▸ PROBLEM STATEMENT:
Every record below should be printed exactly as given.
'''
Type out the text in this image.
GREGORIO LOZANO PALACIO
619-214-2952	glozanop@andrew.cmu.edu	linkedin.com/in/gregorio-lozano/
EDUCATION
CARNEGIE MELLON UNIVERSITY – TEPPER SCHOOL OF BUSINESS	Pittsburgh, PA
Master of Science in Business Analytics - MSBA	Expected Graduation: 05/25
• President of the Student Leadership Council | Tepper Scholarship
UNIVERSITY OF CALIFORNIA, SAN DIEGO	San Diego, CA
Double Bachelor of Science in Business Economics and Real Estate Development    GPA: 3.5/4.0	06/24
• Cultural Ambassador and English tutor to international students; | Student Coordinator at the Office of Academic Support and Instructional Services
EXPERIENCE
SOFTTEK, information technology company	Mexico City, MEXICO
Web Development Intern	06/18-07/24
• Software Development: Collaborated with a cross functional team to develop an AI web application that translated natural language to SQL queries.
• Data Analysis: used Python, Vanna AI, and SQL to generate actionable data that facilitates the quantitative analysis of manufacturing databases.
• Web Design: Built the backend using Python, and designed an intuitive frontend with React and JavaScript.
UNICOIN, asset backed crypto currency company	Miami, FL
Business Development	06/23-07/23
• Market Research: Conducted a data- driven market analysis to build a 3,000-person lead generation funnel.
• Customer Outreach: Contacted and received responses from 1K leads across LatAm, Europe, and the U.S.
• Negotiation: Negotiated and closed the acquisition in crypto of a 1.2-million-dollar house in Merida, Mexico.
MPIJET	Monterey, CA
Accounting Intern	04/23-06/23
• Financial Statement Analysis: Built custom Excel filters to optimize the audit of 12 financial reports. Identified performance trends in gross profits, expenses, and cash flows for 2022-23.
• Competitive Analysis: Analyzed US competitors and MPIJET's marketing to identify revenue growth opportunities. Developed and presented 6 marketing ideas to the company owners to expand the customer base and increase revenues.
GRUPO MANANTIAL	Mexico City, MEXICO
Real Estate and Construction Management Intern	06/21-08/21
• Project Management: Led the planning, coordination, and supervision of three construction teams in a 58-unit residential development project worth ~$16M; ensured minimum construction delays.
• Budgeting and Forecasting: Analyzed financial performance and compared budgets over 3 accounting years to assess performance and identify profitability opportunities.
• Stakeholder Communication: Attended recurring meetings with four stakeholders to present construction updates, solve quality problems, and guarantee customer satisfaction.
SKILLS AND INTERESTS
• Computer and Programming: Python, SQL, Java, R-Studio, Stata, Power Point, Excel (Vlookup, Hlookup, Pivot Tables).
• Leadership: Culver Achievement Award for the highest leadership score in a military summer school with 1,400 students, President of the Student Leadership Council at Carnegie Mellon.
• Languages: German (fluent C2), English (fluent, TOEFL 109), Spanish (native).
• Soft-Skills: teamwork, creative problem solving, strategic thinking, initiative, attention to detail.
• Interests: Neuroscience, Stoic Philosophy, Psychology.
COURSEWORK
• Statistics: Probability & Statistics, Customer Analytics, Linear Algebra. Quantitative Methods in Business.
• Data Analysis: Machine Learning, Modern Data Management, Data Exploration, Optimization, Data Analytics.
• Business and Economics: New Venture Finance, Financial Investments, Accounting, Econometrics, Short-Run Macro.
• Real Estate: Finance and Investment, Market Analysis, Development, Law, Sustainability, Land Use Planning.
'''
▸ COMPLETE RESPONSE:
Type out the text in this image.
GREGORIO LOZANO PALACIO
619-214-2952	glozanop@andrew.cmu.edu	linkedin.com/in/gregorio-lozano/
EDUCATION
CARNEGIE MELLON UNIVERSITY – TEPPER SCHOOL OF BUSINESS	Pittsburgh, PA
Master of Science in Business Analytics - MSBA	Expected Graduation: 05/25
• President of the Student Leadership Council | Tepper Scholarship
UNIVERSITY OF CALIFORNIA, SAN DIEGO	San Diego, CA
Double Bachelor of Science in Business Economics and Real Estate Development    GPA: 3.5/4.0	06/24
• Cultural Ambassador and English tutor to international students; | Student Coordinator at the Office of Academic Support and Instructional Services
EXPERIENCE
SOFTTEK, information technology company	Mexico City, MEXICO
Web Development Intern	06/18-07/24
• Software Development: Collaborated with a cross functional team to develop an AI web application that translated natural language to SQL queries.
• Data Analysis: used Python, Vanna AI, and SQL to generate actionable data that facilitates the quantitative analysis of manufacturing databases.
• Web Design: Built the backend using Python, and designed an intuitive frontend with React and JavaScript.
UNICOIN, asset backed crypto currency company	Miami, FL
Business Development	06/23-07/23
• Market Research: Conducted a data- driven market analysis to build a 3,000-person lead generation funnel.
• Customer Outreach: Contacted and received responses from 1K leads across LatAm, Europe, and the U.S.
• Negotiation: Negotiated and closed the acquisition in crypto of a 1.2-million-dollar house in Merida, Mexico.
MPIJET	Monterey, CA
Accounting Intern	04/23-06/23
• Financial Statement Analysis: Built custom Excel filters to optimize the audit of 12 financial reports. Identified performance trends in gross profits, expenses, and cash flows for 2022-23.
• Competitive Analysis: Analyzed US competitors and MPIJET's marketing to identify revenue growth opportunities. Developed and presented 6 marketing ideas to the company owners to expand the customer base and increase revenues.
GRUPO MANANTIAL	Mexico City, MEXICO
Real Estate and Construction Management Intern	06/21-08/21
• Project Management: Led the planning, coordination, and supervision of three construction teams in a 58-unit residential development project worth ~$16M; ensured minimum construction delays.
• Budgeting and Forecasting: Analyzed financial performance and compared budgets over 3 accounting years to assess performance and identify profitability opportunities.
• Stakeholder Communication: Attended recurring meetings with four stakeholders to present construction updates, solve quality problems, and guarantee customer satisfaction.
SKILLS AND INTERESTS
• Computer and Programming: Python, SQL, Java, R-Studio, Stata, Power Point, Excel (Vlookup, Hlookup, Pivot Tables).
• Leadership: Culver Achievement Award for the highest leadership score in a military summer school with 1,400 students, President of the Student Leadership Council at Carnegie Mellon.
• Languages: German (fluent C2), English (fluent, TOEFL 109), Spanish (native).
• Soft-Skills: teamwork, creative problem solving, strategic thinking, initiative, attention to detail.
• Interests: Neuroscience, Stoic Philosophy, Psychology.
COURSEWORK
• Statistics: Probability & Statistics, Customer Analytics, Linear Algebra. Quantitative Methods in Business.
• Data Analysis: Machine Learning, Modern Data Management, Data Exploration, Optimization, Data Analytics.
• Business and Economics: New Venture Finance, Financial Investments, Accounting, Econometrics, Short-Run Macro.
• Real Estate: Finance and Investment, Market Analysis, Development, Law, Sustainability, Land Use Planning.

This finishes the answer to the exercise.